-- start --
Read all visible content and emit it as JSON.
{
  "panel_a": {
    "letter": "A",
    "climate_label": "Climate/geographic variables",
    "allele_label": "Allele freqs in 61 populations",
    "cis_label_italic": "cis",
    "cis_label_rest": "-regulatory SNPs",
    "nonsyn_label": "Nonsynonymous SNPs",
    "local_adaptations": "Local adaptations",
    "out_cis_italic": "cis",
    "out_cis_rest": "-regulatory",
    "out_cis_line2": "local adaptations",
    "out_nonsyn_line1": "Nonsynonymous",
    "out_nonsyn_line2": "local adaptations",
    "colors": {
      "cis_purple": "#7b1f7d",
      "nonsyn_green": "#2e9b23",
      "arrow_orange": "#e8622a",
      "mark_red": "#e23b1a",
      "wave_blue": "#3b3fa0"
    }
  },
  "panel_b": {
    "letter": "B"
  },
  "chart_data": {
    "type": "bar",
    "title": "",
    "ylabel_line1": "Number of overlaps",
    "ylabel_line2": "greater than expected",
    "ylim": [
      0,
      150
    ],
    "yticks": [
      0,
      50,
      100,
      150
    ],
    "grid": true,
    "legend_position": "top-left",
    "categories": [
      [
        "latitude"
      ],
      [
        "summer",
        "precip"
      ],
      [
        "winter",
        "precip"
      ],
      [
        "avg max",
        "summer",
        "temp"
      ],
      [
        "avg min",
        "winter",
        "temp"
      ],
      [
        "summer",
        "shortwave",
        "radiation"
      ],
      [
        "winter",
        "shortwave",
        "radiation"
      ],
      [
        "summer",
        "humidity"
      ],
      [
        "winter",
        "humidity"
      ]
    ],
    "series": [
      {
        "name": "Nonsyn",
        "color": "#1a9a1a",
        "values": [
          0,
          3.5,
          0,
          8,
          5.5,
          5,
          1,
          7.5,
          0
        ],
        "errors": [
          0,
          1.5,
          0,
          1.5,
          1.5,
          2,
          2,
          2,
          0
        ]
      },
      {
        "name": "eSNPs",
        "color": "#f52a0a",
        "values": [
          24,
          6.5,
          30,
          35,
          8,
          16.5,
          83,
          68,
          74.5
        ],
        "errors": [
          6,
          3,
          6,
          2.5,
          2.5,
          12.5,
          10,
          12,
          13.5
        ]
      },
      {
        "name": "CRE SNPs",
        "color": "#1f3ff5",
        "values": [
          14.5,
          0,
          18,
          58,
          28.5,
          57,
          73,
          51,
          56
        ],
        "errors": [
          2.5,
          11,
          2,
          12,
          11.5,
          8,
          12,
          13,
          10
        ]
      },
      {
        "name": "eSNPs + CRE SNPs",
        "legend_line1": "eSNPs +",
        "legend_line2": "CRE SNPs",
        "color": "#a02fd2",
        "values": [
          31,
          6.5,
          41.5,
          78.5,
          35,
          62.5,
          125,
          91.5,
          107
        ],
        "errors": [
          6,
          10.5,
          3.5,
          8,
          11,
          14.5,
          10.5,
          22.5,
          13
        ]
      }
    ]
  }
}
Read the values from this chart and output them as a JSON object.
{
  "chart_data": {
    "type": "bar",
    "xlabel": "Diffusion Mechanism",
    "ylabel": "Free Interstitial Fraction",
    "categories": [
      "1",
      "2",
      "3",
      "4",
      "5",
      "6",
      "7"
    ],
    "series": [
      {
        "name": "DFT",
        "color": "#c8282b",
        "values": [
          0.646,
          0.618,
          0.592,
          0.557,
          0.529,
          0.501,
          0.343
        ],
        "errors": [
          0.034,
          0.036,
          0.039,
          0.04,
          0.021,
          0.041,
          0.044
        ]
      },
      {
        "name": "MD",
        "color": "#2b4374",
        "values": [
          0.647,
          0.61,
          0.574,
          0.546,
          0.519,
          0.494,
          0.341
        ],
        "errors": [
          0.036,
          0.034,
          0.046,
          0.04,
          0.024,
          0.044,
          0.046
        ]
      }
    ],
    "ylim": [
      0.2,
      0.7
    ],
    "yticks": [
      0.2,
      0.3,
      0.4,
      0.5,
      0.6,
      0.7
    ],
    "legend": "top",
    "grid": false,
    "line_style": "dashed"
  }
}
-- end --
**The exercise:**
Return the whole listing exactly.

**Answer:**
Read all visible content and emit it as JSON.
{
  "panel_a": {
    "letter": "A",
    "climate_label": "Climate/geographic variables",
    "allele_label": "Allele freqs in 61 populations",
    "cis_label_italic": "cis",
    "cis_label_rest": "-regulatory SNPs",
    "nonsyn_label": "Nonsynonymous SNPs",
    "local_adaptations": "Local adaptations",
    "out_cis_italic": "cis",
    "out_cis_rest": "-regulatory",
    "out_cis_line2": "local adaptations",
    "out_nonsyn_line1": "Nonsynonymous",
    "out_nonsyn_line2": "local adaptations",
    "colors": {
      "cis_purple": "#7b1f7d",
      "nonsyn_green": "#2e9b23",
      "arrow_orange": "#e8622a",
      "mark_red": "#e23b1a",
      "wave_blue": "#3b3fa0"
    }
  },
  "panel_b": {
    "letter": "B"
  },
  "chart_data": {
    "type": "bar",
    "title": "",
    "ylabel_line1": "Number of overlaps",
    "ylabel_line2": "greater than expected",
    "ylim": [
      0,
      150
    ],
    "yticks": [
      0,
      50,
      100,
      150
    ],
    "grid": true,
    "legend_position": "top-left",
    "categories": [
      [
        "latitude"
      ],
      [
        "summer",
        "precip"
      ],
      [
        "winter",
        "precip"
      ],
      [
        "avg max",
        "summer",
        "temp"
      ],
      [
        "avg min",
        "winter",
        "temp"
      ],
      [
        "summer",
        "shortwave",
        "radiation"
      ],
      [
        "winter",
        "shortwave",
        "radiation"
      ],
      [
        "summer",
        "humidity"
      ],
      [
        "winter",
        "humidity"
      ]
    ],
    "series": [
      {
        "name": "Nonsyn",
        "color": "#1a9a1a",
        "values": [
          0,
          3.5,
          0,
          8,
          5.5,
          5,
          1,
          7.5,
          0
        ],
        "errors": [
          0,
          1.5,
          0,
          1.5,
          1.5,
          2,
          2,
          2,
          0
        ]
      },
      {
        "name": "eSNPs",
        "color": "#f52a0a",
        "values": [
          24,
          6.5,
          30,
          35,
          8,
          16.5,
          83,
          68,
          74.5
        ],
        "errors": [
          6,
          3,
          6,
          2.5,
          2.5,
          12.5,
          10,
          12,
          13.5
        ]
      },
      {
        "name": "CRE SNPs",
        "color": "#1f3ff5",
        "values": [
          14.5,
          0,
          18,
          58,
          28.5,
          57,
          73,
          51,
          56
        ],
        "errors": [
          2.5,
          11,
          2,
          12,
          11.5,
          8,
          12,
          13,
          10
        ]
      },
      {
        "name": "eSNPs + CRE SNPs",
        "legend_line1": "eSNPs +",
        "legend_line2": "CRE SNPs",
        "color": "#a02fd2",
        "values": [
          31,
          6.5,
          41.5,
          78.5,
          35,
          62.5,
          125,
          91.5,
          107
        ],
        "errors": [
          6,
          10.5,
          3.5,
          8,
          11,
          14.5,
          10.5,
          22.5,
          13
        ]
      }
    ]
  }
}
Read the values from this chart and output them as a JSON object.
{
  "chart_data": {
    "type": "bar",
    "xlabel": "Diffusion Mechanism",
    "ylabel": "Free Interstitial Fraction",
    "categories": [
      "1",
      "2",
      "3",
      "4",
      "5",
      "6",
      "7"
    ],
    "series": [
      {
        "name": "DFT",
        "color": "#c8282b",
        "values": [
          0.646,
          0.618,
          0.592,
          0.557,
          0.529,
          0.501,
          0.343
        ],
        "errors": [
          0.034,
          0.036,
          0.039,
          0.04,
          0.021,
          0.041,
          0.044
        ]
      },
      {
        "name": "MD",
        "color": "#2b4374",
        "values": [
          0.647,
          0.61,
          0.574,
          0.546,
          0.519,
          0.494,
          0.341
        ],
        "errors": [
          0.036,
          0.034,
          0.046,
          0.04,
          0.024,
          0.044,
          0.046
        ]
      }
    ],
    "ylim": [
      0.2,
      0.7
    ],
    "yticks": [
      0.2,
      0.3,
      0.4,
      0.5,
      0.6,
      0.7
    ],
    "legend": "top",
    "grid": false,
    "line_style": "dashed"
  }
}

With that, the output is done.